## DATASET ROWS:
__________________________________________________

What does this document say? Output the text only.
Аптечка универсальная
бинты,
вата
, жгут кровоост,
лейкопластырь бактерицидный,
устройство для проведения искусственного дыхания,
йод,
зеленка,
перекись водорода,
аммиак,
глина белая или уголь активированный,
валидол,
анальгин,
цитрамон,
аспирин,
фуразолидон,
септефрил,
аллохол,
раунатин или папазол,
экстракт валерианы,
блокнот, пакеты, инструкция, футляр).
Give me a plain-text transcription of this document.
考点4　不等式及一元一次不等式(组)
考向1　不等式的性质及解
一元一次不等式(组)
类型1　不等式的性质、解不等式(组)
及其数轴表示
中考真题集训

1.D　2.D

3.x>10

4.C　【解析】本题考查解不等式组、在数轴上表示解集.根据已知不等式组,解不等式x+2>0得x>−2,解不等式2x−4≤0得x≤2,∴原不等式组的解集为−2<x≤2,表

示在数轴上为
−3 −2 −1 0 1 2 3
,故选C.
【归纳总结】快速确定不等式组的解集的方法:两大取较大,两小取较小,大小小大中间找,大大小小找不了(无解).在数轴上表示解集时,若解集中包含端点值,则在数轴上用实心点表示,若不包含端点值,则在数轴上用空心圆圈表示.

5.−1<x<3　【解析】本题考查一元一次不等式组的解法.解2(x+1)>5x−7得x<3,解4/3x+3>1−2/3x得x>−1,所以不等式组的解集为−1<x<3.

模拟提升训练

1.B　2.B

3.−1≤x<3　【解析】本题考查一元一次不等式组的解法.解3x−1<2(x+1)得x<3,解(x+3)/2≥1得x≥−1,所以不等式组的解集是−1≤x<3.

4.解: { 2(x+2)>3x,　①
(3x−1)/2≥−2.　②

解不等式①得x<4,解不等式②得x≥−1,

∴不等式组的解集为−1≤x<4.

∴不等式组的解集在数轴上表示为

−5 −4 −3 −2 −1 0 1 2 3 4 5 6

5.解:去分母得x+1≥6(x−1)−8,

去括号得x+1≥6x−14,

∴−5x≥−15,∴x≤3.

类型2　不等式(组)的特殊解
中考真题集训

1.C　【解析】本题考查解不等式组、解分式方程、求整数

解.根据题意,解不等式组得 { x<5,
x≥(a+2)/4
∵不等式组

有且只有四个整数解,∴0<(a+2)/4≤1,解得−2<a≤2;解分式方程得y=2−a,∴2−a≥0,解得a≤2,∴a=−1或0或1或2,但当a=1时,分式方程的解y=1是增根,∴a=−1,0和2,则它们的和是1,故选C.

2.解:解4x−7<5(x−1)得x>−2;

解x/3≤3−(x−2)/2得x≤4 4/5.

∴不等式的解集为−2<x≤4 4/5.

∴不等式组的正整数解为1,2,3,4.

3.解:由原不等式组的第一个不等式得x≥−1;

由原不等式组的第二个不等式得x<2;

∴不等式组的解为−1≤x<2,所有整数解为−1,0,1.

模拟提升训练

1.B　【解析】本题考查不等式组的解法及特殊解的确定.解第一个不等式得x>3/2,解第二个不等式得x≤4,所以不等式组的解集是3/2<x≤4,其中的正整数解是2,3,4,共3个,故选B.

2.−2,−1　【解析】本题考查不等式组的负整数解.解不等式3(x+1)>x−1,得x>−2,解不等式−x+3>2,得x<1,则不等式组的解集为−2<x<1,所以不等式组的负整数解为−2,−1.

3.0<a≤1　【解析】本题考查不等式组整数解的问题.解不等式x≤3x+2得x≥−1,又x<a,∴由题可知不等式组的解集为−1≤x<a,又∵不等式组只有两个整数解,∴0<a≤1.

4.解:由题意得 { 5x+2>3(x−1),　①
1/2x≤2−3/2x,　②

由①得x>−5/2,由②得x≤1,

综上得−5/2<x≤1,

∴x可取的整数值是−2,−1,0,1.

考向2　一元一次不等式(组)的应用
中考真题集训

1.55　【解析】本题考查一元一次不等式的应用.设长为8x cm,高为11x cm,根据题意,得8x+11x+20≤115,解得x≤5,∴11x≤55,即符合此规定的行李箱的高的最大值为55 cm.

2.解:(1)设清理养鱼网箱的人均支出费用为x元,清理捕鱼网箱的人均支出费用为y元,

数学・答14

__________________________________________________

## EXERCISE DIRECTIONS:
Copy out all of the records above with nothing altered.

## ANSWER TO THE TASK:
What does this document say? Output the text only.
Аптечка универсальная
бинты,
вата
, жгут кровоост,
лейкопластырь бактерицидный,
устройство для проведения искусственного дыхания,
йод,
зеленка,
перекись водорода,
аммиак,
глина белая или уголь активированный,
валидол,
анальгин,
цитрамон,
аспирин,
фуразолидон,
септефрил,
аллохол,
раунатин или папазол,
экстракт валерианы,
блокнот, пакеты, инструкция, футляр).
Give me a plain-text transcription of this document.
考点4　不等式及一元一次不等式(组)
考向1　不等式的性质及解
一元一次不等式(组)
类型1　不等式的性质、解不等式(组)
及其数轴表示
中考真题集训

1.D　2.D

3.x>10

4.C　【解析】本题考查解不等式组、在数轴上表示解集.根据已知不等式组,解不等式x+2>0得x>−2,解不等式2x−4≤0得x≤2,∴原不等式组的解集为−2<x≤2,表

示在数轴上为
−3 −2 −1 0 1 2 3
,故选C.
【归纳总结】快速确定不等式组的解集的方法:两大取较大,两小取较小,大小小大中间找,大大小小找不了(无解).在数轴上表示解集时,若解集中包含端点值,则在数轴上用实心点表示,若不包含端点值,则在数轴上用空心圆圈表示.

5.−1<x<3　【解析】本题考查一元一次不等式组的解法.解2(x+1)>5x−7得x<3,解4/3x+3>1−2/3x得x>−1,所以不等式组的解集为−1<x<3.

模拟提升训练

1.B　2.B

3.−1≤x<3　【解析】本题考查一元一次不等式组的解法.解3x−1<2(x+1)得x<3,解(x+3)/2≥1得x≥−1,所以不等式组的解集是−1≤x<3.

4.解: { 2(x+2)>3x,　①
(3x−1)/2≥−2.　②

解不等式①得x<4,解不等式②得x≥−1,

∴不等式组的解集为−1≤x<4.

∴不等式组的解集在数轴上表示为

−5 −4 −3 −2 −1 0 1 2 3 4 5 6

5.解:去分母得x+1≥6(x−1)−8,

去括号得x+1≥6x−14,

∴−5x≥−15,∴x≤3.

类型2　不等式(组)的特殊解
中考真题集训

1.C　【解析】本题考查解不等式组、解分式方程、求整数

解.根据题意,解不等式组得 { x<5,
x≥(a+2)/4
∵不等式组

有且只有四个整数解,∴0<(a+2)/4≤1,解得−2<a≤2;解分式方程得y=2−a,∴2−a≥0,解得a≤2,∴a=−1或0或1或2,但当a=1时,分式方程的解y=1是增根,∴a=−1,0和2,则它们的和是1,故选C.

2.解:解4x−7<5(x−1)得x>−2;

解x/3≤3−(x−2)/2得x≤4 4/5.

∴不等式的解集为−2<x≤4 4/5.

∴不等式组的正整数解为1,2,3,4.

3.解:由原不等式组的第一个不等式得x≥−1;

由原不等式组的第二个不等式得x<2;

∴不等式组的解为−1≤x<2,所有整数解为−1,0,1.

模拟提升训练

1.B　【解析】本题考查不等式组的解法及特殊解的确定.解第一个不等式得x>3/2,解第二个不等式得x≤4,所以不等式组的解集是3/2<x≤4,其中的正整数解是2,3,4,共3个,故选B.

2.−2,−1　【解析】本题考查不等式组的负整数解.解不等式3(x+1)>x−1,得x>−2,解不等式−x+3>2,得x<1,则不等式组的解集为−2<x<1,所以不等式组的负整数解为−2,−1.

3.0<a≤1　【解析】本题考查不等式组整数解的问题.解不等式x≤3x+2得x≥−1,又x<a,∴由题可知不等式组的解集为−1≤x<a,又∵不等式组只有两个整数解,∴0<a≤1.

4.解:由题意得 { 5x+2>3(x−1),　①
1/2x≤2−3/2x,　②

由①得x>−5/2,由②得x≤1,

综上得−5/2<x≤1,

∴x可取的整数值是−2,−1,0,1.

考向2　一元一次不等式(组)的应用
中考真题集训

1.55　【解析】本题考查一元一次不等式的应用.设长为8x cm,高为11x cm,根据题意,得8x+11x+20≤115,解得x≤5,∴11x≤55,即符合此规定的行李箱的高的最大值为55 cm.

2.解:(1)设清理养鱼网箱的人均支出费用为x元,清理捕鱼网箱的人均支出费用为y元,

数学・答14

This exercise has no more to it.